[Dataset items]
========
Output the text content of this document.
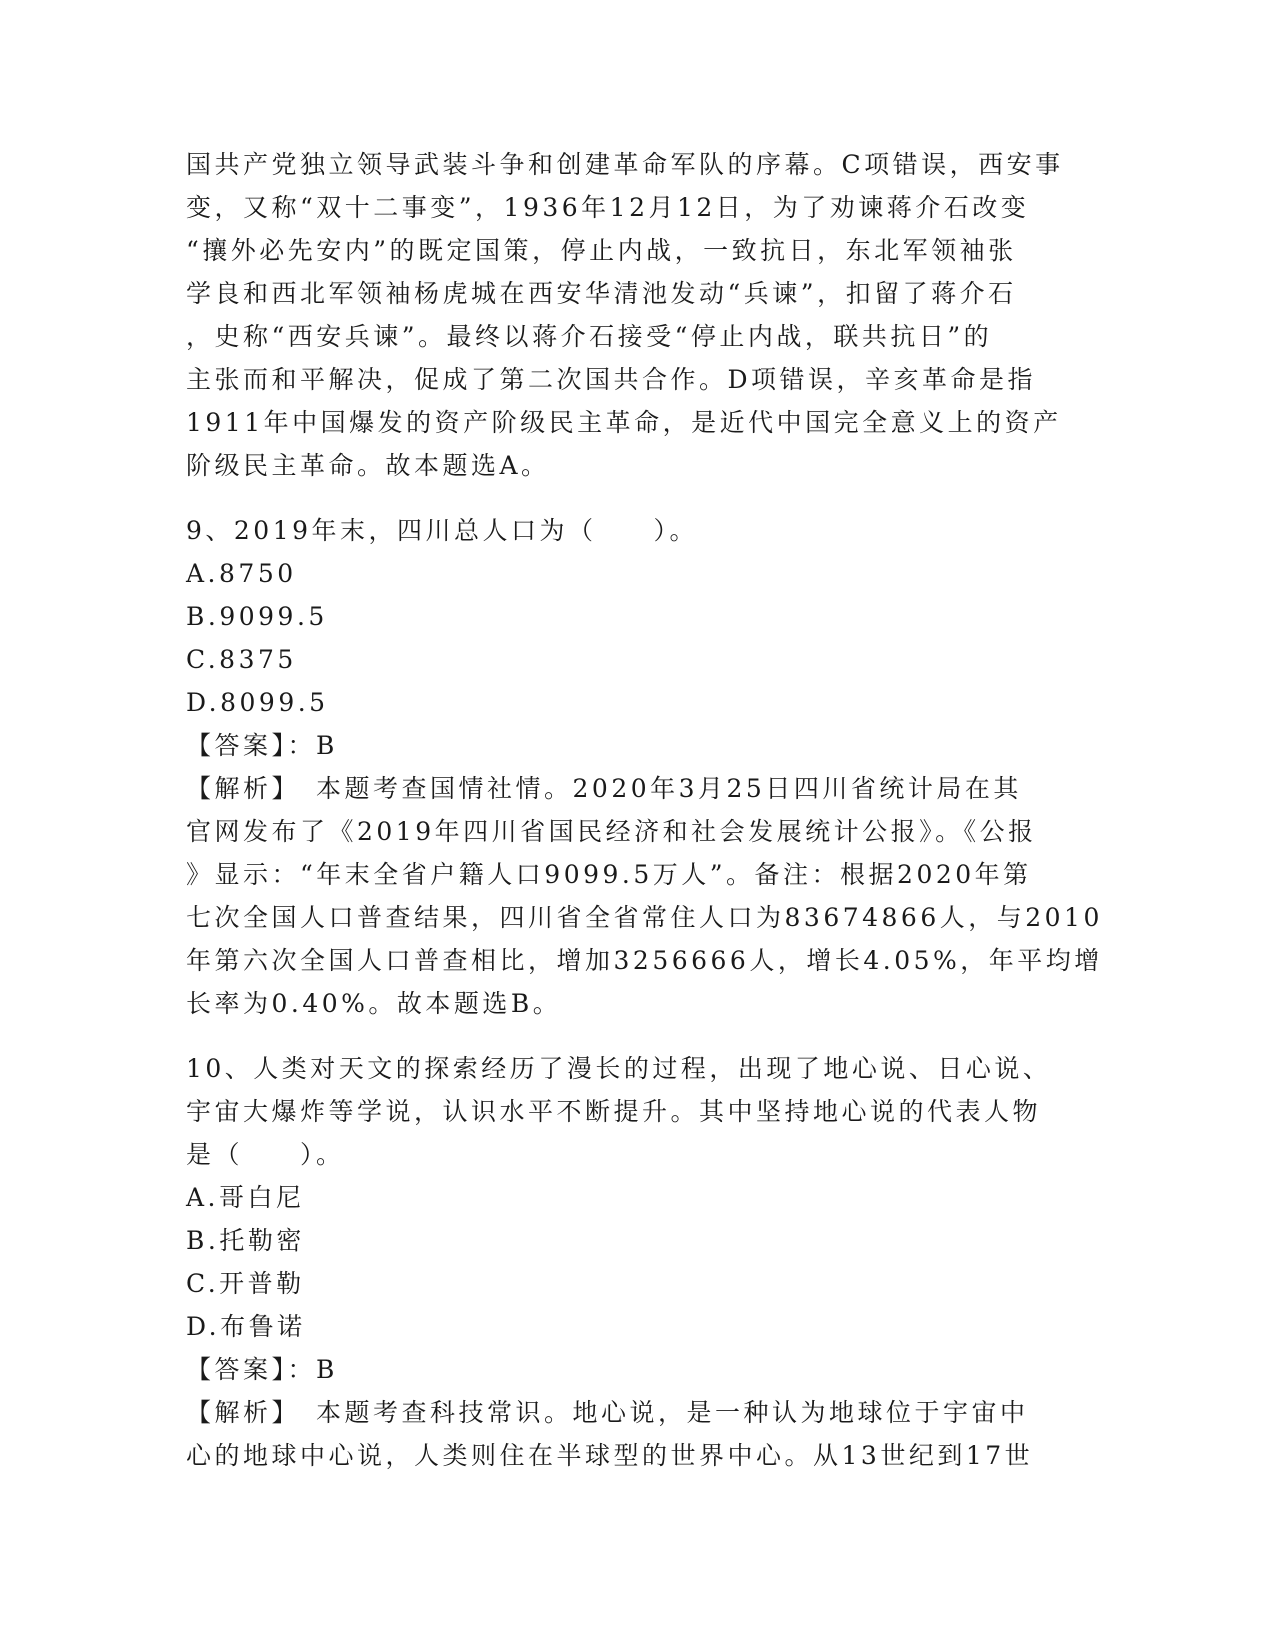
国共产党独立领导武装斗争和创建革命军队的序幕。C项错误，西安事
变，又称“双十二事变”，1936年12月12日，为了劝谏蒋介石改变
“攘外必先安内”的既定国策，停止内战，一致抗日，东北军领袖张
学良和西北军领袖杨虎城在西安华清池发动“兵谏”，扣留了蒋介石
，史称“西安兵谏”。最终以蒋介石接受“停止内战，联共抗日”的
主张而和平解决，促成了第二次国共合作。D项错误，辛亥革命是指
1911年中国爆发的资产阶级民主革命，是近代中国完全意义上的资产
阶级民主革命。故本题选A。
9、2019年末，四川总人口为（　　）。
A.8750
B.9099.5
C.8375
D.8099.5
【答案】：B
【解析】　本题考查国情社情。2020年3月25日四川省统计局在其
官网发布了《2019年四川省国民经济和社会发展统计公报》。《公报
》显示：“年末全省户籍人口9099.5万人”。备注：根据2020年第
七次全国人口普查结果，四川省全省常住人口为83674866人，与2010
年第六次全国人口普查相比，增加3256666人，增长4.05%，年平均增
长率为0.40%。故本题选B。
10、人类对天文的探索经历了漫长的过程，出现了地心说、日心说、
宇宙大爆炸等学说，认识水平不断提升。其中坚持地心说的代表人物
是（　　）。
A.哥白尼
B.托勒密
C.开普勒
D.布鲁诺
【答案】：B
【解析】　本题考查科技常识。地心说，是一种认为地球位于宇宙中
心的地球中心说，人类则住在半球型的世界中心。从13世纪到17世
========
§ **PROBLEM TO SOLVE**: Retype everything in the material word for word, minus pictures.

§ **REPLY**:
Output the text content of this document.
国共产党独立领导武装斗争和创建革命军队的序幕。C项错误，西安事
变，又称“双十二事变”，1936年12月12日，为了劝谏蒋介石改变
“攘外必先安内”的既定国策，停止内战，一致抗日，东北军领袖张
学良和西北军领袖杨虎城在西安华清池发动“兵谏”，扣留了蒋介石
，史称“西安兵谏”。最终以蒋介石接受“停止内战，联共抗日”的
主张而和平解决，促成了第二次国共合作。D项错误，辛亥革命是指
1911年中国爆发的资产阶级民主革命，是近代中国完全意义上的资产
阶级民主革命。故本题选A。
9、2019年末，四川总人口为（　　）。
A.8750
B.9099.5
C.8375
D.8099.5
【答案】：B
【解析】　本题考查国情社情。2020年3月25日四川省统计局在其
官网发布了《2019年四川省国民经济和社会发展统计公报》。《公报
》显示：“年末全省户籍人口9099.5万人”。备注：根据2020年第
七次全国人口普查结果，四川省全省常住人口为83674866人，与2010
年第六次全国人口普查相比，增加3256666人，增长4.05%，年平均增
长率为0.40%。故本题选B。
10、人类对天文的探索经历了漫长的过程，出现了地心说、日心说、
宇宙大爆炸等学说，认识水平不断提升。其中坚持地心说的代表人物
是（　　）。
A.哥白尼
B.托勒密
C.开普勒
D.布鲁诺
【答案】：B
【解析】　本题考查科技常识。地心说，是一种认为地球位于宇宙中
心的地球中心说，人类则住在半球型的世界中心。从13世纪到17世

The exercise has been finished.